Start

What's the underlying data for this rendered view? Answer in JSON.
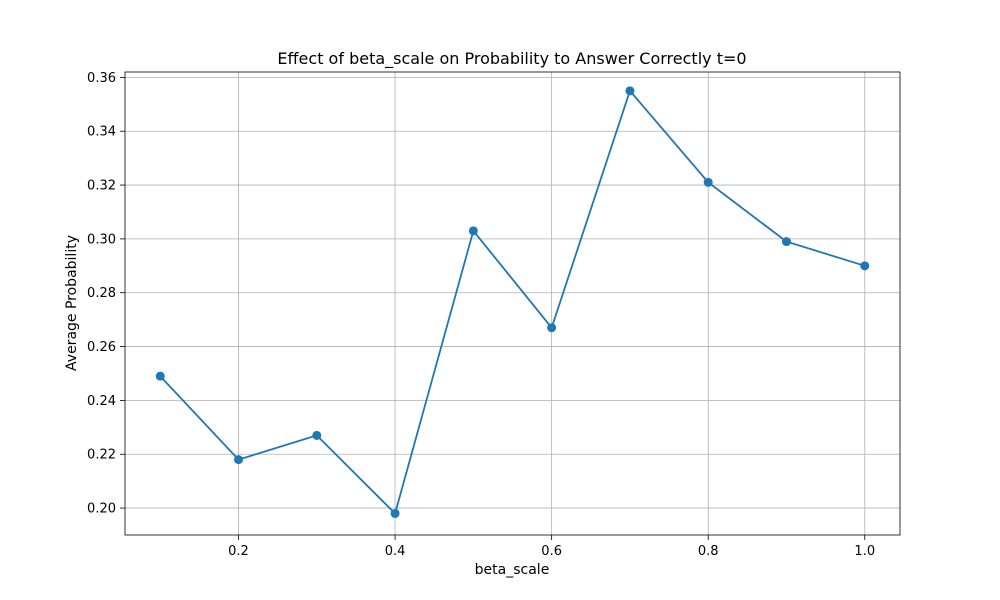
{
  "chart_data": {
    "type": "line",
    "title": "Effect of beta_scale on Probability to Answer Correctly t=0",
    "xlabel": "beta_scale",
    "ylabel": "Average Probability",
    "x": [
      0.1,
      0.2,
      0.3,
      0.4,
      0.5,
      0.6,
      0.7,
      0.8,
      0.9,
      1.0
    ],
    "series": [
      {
        "values": [
          0.249,
          0.218,
          0.227,
          0.198,
          0.303,
          0.267,
          0.355,
          0.321,
          0.299,
          0.29
        ],
        "color": "#1f77b4",
        "marker": "circle"
      }
    ],
    "xlim": [
      0.055,
      1.045
    ],
    "ylim": [
      0.19,
      0.362
    ],
    "xticks": [
      0.2,
      0.4,
      0.6,
      0.8,
      1.0
    ],
    "xtick_labels": [
      "0.2",
      "0.4",
      "0.6",
      "0.8",
      "1.0"
    ],
    "yticks": [
      0.2,
      0.22,
      0.24,
      0.26,
      0.28,
      0.3,
      0.32,
      0.34,
      0.36
    ],
    "ytick_labels": [
      "0.20",
      "0.22",
      "0.24",
      "0.26",
      "0.28",
      "0.30",
      "0.32",
      "0.34",
      "0.36"
    ],
    "grid": true,
    "legend": "none"
  }
}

End

- Given request -
Copy every record above exactly, leaving out any pictures.

- Result -
What's the underlying data for this rendered view? Answer in JSON.
{
  "chart_data": {
    "type": "line",
    "title": "Effect of beta_scale on Probability to Answer Correctly t=0",
    "xlabel": "beta_scale",
    "ylabel": "Average Probability",
    "x": [
      0.1,
      0.2,
      0.3,
      0.4,
      0.5,
      0.6,
      0.7,
      0.8,
      0.9,
      1.0
    ],
    "series": [
      {
        "values": [
          0.249,
          0.218,
          0.227,
          0.198,
          0.303,
          0.267,
          0.355,
          0.321,
          0.299,
          0.29
        ],
        "color": "#1f77b4",
        "marker": "circle"
      }
    ],
    "xlim": [
      0.055,
      1.045
    ],
    "ylim": [
      0.19,
      0.362
    ],
    "xticks": [
      0.2,
      0.4,
      0.6,
      0.8,
      1.0
    ],
    "xtick_labels": [
      "0.2",
      "0.4",
      "0.6",
      "0.8",
      "1.0"
    ],
    "yticks": [
      0.2,
      0.22,
      0.24,
      0.26,
      0.28,
      0.3,
      0.32,
      0.34,
      0.36
    ],
    "ytick_labels": [
      "0.20",
      "0.22",
      "0.24",
      "0.26",
      "0.28",
      "0.30",
      "0.32",
      "0.34",
      "0.36"
    ],
    "grid": true,
    "legend": "none"
  }
}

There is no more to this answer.